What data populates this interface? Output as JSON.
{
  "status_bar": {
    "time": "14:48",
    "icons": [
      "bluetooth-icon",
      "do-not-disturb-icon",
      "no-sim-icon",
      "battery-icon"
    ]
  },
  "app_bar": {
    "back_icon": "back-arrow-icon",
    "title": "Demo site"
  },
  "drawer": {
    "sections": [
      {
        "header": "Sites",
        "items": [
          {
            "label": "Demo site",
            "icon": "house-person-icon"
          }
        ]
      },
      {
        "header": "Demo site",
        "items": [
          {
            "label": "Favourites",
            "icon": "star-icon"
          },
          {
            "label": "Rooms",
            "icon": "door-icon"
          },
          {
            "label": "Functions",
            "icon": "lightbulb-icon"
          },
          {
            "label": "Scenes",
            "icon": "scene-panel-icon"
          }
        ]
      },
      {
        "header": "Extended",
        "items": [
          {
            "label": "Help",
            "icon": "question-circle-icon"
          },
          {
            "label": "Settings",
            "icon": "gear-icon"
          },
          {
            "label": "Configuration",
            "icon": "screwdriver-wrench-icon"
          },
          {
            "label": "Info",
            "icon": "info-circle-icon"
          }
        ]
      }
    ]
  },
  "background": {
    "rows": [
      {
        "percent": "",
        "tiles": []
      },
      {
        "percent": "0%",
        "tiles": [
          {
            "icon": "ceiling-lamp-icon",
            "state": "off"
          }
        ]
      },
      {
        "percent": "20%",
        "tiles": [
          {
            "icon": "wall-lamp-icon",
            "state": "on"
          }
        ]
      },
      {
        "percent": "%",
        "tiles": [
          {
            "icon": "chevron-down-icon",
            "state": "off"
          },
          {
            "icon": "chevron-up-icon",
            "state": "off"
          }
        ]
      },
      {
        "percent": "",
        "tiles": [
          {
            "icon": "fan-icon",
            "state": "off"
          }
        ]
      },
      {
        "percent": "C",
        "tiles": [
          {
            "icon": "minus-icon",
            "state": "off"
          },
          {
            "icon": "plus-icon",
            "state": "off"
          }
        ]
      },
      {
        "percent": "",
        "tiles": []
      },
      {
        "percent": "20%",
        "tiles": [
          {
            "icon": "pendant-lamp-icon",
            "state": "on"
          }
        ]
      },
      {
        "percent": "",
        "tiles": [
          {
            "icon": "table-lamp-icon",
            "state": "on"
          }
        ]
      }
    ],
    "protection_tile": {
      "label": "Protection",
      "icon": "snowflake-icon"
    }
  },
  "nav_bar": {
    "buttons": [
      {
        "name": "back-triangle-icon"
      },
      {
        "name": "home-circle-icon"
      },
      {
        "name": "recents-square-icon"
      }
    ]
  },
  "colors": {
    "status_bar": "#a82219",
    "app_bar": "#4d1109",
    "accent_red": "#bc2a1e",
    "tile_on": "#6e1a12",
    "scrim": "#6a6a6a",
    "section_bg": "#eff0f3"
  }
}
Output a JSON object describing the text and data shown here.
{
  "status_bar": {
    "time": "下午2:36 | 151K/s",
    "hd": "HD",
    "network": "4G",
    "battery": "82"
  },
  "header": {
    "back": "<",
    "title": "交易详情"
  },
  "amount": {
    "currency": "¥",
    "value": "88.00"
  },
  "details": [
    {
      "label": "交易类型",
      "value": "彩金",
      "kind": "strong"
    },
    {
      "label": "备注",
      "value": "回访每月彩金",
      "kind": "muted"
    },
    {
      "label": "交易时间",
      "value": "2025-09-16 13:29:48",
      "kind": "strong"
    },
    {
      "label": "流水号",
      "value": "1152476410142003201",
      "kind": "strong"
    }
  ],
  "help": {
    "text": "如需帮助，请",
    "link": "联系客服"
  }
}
■ ■ ■ ■ ■ ■ ■
* Exercise description: Return the line that contains "Output a JSON" and all lines after it, verbatim, and nothing else.

* Solution to the problem:
Output a JSON object describing the text and data shown here.
{
  "status_bar": {
    "time": "下午2:36 | 151K/s",
    "hd": "HD",
    "network": "4G",
    "battery": "82"
  },
  "header": {
    "back": "<",
    "title": "交易详情"
  },
  "amount": {
    "currency": "¥",
    "value": "88.00"
  },
  "details": [
    {
      "label": "交易类型",
      "value": "彩金",
      "kind": "strong"
    },
    {
      "label": "备注",
      "value": "回访每月彩金",
      "kind": "muted"
    },
    {
      "label": "交易时间",
      "value": "2025-09-16 13:29:48",
      "kind": "strong"
    },
    {
      "label": "流水号",
      "value": "1152476410142003201",
      "kind": "strong"
    }
  ],
  "help": {
    "text": "如需帮助，请",
    "link": "联系客服"
  }
}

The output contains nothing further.